_Problem statement_
The records that follow must be repeated verbatim, every one of them.

(Stored data entries)
___

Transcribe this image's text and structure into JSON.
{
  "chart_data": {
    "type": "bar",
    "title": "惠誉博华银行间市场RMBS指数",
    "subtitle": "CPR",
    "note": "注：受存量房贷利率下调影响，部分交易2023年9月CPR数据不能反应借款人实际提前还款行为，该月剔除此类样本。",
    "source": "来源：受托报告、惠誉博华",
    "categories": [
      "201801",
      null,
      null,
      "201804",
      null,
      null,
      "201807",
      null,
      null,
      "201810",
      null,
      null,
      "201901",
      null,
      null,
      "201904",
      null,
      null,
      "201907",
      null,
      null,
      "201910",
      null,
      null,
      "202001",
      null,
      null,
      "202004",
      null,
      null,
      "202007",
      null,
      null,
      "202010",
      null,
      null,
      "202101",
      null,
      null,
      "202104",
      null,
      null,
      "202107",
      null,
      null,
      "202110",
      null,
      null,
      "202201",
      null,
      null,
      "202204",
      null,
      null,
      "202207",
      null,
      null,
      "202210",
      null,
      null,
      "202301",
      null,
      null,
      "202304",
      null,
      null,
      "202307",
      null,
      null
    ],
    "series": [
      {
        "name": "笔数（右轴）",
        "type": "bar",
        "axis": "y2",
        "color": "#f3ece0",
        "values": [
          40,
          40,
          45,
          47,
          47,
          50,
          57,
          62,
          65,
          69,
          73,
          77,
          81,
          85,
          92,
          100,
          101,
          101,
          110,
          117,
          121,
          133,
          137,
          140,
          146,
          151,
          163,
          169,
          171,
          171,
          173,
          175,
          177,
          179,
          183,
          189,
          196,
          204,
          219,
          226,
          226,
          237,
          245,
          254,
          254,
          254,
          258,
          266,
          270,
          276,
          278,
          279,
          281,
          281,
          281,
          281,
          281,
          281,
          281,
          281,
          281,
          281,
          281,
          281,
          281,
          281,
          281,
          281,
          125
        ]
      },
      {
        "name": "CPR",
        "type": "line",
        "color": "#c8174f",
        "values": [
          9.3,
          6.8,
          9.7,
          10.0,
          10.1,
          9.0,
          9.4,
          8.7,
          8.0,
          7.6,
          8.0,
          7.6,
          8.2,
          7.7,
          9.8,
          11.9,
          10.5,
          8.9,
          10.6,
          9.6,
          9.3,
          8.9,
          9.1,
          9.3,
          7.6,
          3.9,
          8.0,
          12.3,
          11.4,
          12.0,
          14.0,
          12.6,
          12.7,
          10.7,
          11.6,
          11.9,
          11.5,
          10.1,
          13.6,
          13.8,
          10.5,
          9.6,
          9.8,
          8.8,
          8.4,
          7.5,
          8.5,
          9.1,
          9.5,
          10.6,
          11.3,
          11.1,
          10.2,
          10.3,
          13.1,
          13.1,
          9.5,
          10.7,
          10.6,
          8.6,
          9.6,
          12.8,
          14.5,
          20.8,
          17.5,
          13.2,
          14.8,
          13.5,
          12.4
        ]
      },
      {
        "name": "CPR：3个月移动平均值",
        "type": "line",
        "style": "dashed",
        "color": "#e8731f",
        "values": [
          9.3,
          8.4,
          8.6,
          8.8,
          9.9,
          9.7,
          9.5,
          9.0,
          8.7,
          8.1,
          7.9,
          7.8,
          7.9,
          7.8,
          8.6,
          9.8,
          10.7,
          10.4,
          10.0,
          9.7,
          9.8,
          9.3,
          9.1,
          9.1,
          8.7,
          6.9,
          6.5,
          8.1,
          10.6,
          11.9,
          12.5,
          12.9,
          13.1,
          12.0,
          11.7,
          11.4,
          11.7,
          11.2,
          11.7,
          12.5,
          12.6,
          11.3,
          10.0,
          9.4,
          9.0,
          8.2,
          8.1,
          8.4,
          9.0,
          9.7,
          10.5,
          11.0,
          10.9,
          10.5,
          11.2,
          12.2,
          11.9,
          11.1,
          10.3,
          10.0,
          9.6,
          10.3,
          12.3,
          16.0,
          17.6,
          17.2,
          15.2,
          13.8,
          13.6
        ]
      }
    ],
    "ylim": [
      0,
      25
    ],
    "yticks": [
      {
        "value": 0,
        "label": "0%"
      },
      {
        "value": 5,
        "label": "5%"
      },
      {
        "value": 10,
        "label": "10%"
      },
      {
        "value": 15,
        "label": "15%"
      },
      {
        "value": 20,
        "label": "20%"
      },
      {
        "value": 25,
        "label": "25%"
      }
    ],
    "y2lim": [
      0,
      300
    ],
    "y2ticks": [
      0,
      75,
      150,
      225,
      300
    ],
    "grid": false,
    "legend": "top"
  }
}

___

_Response to the task_
Transcribe this image's text and structure into JSON.
{
  "chart_data": {
    "type": "bar",
    "title": "惠誉博华银行间市场RMBS指数",
    "subtitle": "CPR",
    "note": "注：受存量房贷利率下调影响，部分交易2023年9月CPR数据不能反应借款人实际提前还款行为，该月剔除此类样本。",
    "source": "来源：受托报告、惠誉博华",
    "categories": [
      "201801",
      null,
      null,
      "201804",
      null,
      null,
      "201807",
      null,
      null,
      "201810",
      null,
      null,
      "201901",
      null,
      null,
      "201904",
      null,
      null,
      "201907",
      null,
      null,
      "201910",
      null,
      null,
      "202001",
      null,
      null,
      "202004",
      null,
      null,
      "202007",
      null,
      null,
      "202010",
      null,
      null,
      "202101",
      null,
      null,
      "202104",
      null,
      null,
      "202107",
      null,
      null,
      "202110",
      null,
      null,
      "202201",
      null,
      null,
      "202204",
      null,
      null,
      "202207",
      null,
      null,
      "202210",
      null,
      null,
      "202301",
      null,
      null,
      "202304",
      null,
      null,
      "202307",
      null,
      null
    ],
    "series": [
      {
        "name": "笔数（右轴）",
        "type": "bar",
        "axis": "y2",
        "color": "#f3ece0",
        "values": [
          40,
          40,
          45,
          47,
          47,
          50,
          57,
          62,
          65,
          69,
          73,
          77,
          81,
          85,
          92,
          100,
          101,
          101,
          110,
          117,
          121,
          133,
          137,
          140,
          146,
          151,
          163,
          169,
          171,
          171,
          173,
          175,
          177,
          179,
          183,
          189,
          196,
          204,
          219,
          226,
          226,
          237,
          245,
          254,
          254,
          254,
          258,
          266,
          270,
          276,
          278,
          279,
          281,
          281,
          281,
          281,
          281,
          281,
          281,
          281,
          281,
          281,
          281,
          281,
          281,
          281,
          281,
          281,
          125
        ]
      },
      {
        "name": "CPR",
        "type": "line",
        "color": "#c8174f",
        "values": [
          9.3,
          6.8,
          9.7,
          10.0,
          10.1,
          9.0,
          9.4,
          8.7,
          8.0,
          7.6,
          8.0,
          7.6,
          8.2,
          7.7,
          9.8,
          11.9,
          10.5,
          8.9,
          10.6,
          9.6,
          9.3,
          8.9,
          9.1,
          9.3,
          7.6,
          3.9,
          8.0,
          12.3,
          11.4,
          12.0,
          14.0,
          12.6,
          12.7,
          10.7,
          11.6,
          11.9,
          11.5,
          10.1,
          13.6,
          13.8,
          10.5,
          9.6,
          9.8,
          8.8,
          8.4,
          7.5,
          8.5,
          9.1,
          9.5,
          10.6,
          11.3,
          11.1,
          10.2,
          10.3,
          13.1,
          13.1,
          9.5,
          10.7,
          10.6,
          8.6,
          9.6,
          12.8,
          14.5,
          20.8,
          17.5,
          13.2,
          14.8,
          13.5,
          12.4
        ]
      },
      {
        "name": "CPR：3个月移动平均值",
        "type": "line",
        "style": "dashed",
        "color": "#e8731f",
        "values": [
          9.3,
          8.4,
          8.6,
          8.8,
          9.9,
          9.7,
          9.5,
          9.0,
          8.7,
          8.1,
          7.9,
          7.8,
          7.9,
          7.8,
          8.6,
          9.8,
          10.7,
          10.4,
          10.0,
          9.7,
          9.8,
          9.3,
          9.1,
          9.1,
          8.7,
          6.9,
          6.5,
          8.1,
          10.6,
          11.9,
          12.5,
          12.9,
          13.1,
          12.0,
          11.7,
          11.4,
          11.7,
          11.2,
          11.7,
          12.5,
          12.6,
          11.3,
          10.0,
          9.4,
          9.0,
          8.2,
          8.1,
          8.4,
          9.0,
          9.7,
          10.5,
          11.0,
          10.9,
          10.5,
          11.2,
          12.2,
          11.9,
          11.1,
          10.3,
          10.0,
          9.6,
          10.3,
          12.3,
          16.0,
          17.6,
          17.2,
          15.2,
          13.8,
          13.6
        ]
      }
    ],
    "ylim": [
      0,
      25
    ],
    "yticks": [
      {
        "value": 0,
        "label": "0%"
      },
      {
        "value": 5,
        "label": "5%"
      },
      {
        "value": 10,
        "label": "10%"
      },
      {
        "value": 15,
        "label": "15%"
      },
      {
        "value": 20,
        "label": "20%"
      },
      {
        "value": 25,
        "label": "25%"
      }
    ],
    "y2lim": [
      0,
      300
    ],
    "y2ticks": [
      0,
      75,
      150,
      225,
      300
    ],
    "grid": false,
    "legend": "top"
  }
}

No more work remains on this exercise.